- DESCRIPTION OF THE TASK: Search the records for the word "powodują" and report each line that has it.

Stored data entries
┄┄┄┄┄┄┄┄┄┄

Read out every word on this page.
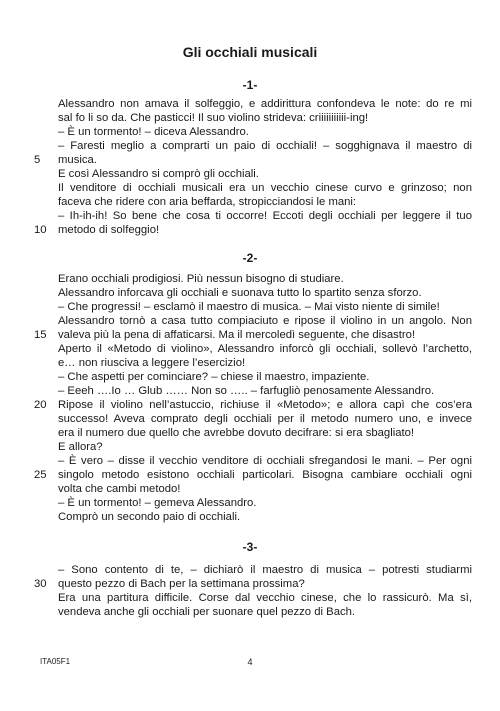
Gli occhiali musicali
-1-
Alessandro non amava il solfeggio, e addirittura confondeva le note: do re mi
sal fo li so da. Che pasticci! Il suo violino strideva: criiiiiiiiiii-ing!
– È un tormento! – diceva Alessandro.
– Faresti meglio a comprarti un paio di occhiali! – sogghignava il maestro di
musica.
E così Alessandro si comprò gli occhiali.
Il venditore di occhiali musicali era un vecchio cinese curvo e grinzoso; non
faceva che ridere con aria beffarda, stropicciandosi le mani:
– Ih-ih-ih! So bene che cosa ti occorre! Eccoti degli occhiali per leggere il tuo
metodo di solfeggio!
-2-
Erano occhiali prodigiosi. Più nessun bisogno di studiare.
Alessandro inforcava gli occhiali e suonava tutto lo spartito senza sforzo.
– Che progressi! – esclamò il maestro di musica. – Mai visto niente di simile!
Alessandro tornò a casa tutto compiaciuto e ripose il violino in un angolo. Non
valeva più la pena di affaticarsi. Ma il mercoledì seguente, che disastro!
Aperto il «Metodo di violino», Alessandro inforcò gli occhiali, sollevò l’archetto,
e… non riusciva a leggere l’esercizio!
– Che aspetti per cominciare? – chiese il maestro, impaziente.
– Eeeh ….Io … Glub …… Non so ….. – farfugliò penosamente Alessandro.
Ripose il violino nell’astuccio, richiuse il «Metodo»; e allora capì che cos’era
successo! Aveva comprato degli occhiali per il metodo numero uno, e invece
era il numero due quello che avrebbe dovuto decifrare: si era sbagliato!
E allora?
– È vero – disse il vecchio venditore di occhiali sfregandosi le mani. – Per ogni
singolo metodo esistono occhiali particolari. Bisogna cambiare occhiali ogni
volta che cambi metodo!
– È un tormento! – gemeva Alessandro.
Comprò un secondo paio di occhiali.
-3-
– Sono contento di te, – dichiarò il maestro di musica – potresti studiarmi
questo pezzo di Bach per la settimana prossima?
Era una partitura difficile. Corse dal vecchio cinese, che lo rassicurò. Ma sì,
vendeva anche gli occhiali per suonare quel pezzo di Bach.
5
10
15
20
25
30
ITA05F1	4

┄┄┄┄┄┄┄┄┄┄

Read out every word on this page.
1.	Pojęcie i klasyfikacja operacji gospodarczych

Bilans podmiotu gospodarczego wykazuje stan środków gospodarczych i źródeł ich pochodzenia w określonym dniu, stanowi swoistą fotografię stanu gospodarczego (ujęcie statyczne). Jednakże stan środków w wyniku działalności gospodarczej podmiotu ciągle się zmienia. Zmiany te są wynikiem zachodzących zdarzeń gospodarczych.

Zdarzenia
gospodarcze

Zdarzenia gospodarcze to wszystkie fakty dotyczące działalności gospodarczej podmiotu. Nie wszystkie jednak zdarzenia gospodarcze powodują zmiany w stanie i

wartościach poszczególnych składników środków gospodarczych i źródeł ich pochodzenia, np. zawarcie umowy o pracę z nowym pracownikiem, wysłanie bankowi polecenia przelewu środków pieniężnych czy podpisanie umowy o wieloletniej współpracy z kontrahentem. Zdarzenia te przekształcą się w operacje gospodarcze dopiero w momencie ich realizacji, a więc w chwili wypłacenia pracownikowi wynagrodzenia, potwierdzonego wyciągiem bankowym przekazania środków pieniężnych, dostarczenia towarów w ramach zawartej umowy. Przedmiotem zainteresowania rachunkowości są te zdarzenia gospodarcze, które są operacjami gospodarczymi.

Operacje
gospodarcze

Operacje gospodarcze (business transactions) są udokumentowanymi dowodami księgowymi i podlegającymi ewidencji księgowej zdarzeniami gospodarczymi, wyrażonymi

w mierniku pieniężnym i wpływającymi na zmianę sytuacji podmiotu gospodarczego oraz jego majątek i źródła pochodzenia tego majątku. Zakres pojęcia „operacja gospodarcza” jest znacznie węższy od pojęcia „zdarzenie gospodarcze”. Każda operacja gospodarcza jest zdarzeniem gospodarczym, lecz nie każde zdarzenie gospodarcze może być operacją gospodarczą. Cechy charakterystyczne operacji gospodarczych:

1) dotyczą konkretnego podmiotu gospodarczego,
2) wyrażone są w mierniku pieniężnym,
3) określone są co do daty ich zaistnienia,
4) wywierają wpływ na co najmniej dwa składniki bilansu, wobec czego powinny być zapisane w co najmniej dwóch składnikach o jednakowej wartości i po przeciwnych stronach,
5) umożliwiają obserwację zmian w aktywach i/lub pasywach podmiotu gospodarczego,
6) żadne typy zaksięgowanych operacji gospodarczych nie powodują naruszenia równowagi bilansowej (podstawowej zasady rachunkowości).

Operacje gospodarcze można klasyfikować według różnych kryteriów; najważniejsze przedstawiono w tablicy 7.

┄┄┄┄┄┄┄┄┄┄

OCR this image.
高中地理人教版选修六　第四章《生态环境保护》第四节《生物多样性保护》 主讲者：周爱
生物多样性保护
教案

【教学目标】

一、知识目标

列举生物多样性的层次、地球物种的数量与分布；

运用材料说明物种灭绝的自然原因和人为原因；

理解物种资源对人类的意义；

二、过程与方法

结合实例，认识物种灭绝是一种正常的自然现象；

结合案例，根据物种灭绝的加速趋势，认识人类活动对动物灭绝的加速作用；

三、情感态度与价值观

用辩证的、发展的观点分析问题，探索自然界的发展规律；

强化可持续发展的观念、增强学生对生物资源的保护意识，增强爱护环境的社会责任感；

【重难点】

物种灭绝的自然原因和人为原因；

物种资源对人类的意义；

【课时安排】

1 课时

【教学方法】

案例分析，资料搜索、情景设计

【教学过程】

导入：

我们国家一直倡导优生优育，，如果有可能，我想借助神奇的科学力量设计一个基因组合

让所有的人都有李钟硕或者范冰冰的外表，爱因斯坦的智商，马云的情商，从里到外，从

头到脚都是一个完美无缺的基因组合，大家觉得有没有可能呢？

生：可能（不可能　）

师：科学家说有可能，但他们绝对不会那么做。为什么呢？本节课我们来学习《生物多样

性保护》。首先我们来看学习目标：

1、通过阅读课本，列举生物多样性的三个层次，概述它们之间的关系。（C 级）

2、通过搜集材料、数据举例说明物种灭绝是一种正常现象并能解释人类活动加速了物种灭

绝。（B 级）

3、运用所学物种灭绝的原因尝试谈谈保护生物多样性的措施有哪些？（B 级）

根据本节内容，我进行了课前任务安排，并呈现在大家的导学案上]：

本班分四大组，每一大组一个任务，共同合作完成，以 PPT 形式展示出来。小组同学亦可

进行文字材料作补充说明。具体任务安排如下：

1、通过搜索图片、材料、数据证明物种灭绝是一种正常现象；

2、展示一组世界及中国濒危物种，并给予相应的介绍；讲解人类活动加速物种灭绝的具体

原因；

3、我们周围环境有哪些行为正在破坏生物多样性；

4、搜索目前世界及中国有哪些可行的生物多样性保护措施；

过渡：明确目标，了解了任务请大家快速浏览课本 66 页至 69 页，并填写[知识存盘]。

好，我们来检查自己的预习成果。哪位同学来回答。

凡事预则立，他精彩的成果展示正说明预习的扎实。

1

┄┄┄┄┄┄┄┄┄┄

- WRITTEN RESPONSE:
Zdarzenia gospodarcze to wszystkie fakty dotyczące działalności gospodarczej podmiotu. Nie wszystkie jednak zdarzenia gospodarcze powodują zmiany w stanie i
6) żadne typy zaksięgowanych operacji gospodarczych nie powodują naruszenia równowagi bilansowej (podstawowej zasady rachunkowości).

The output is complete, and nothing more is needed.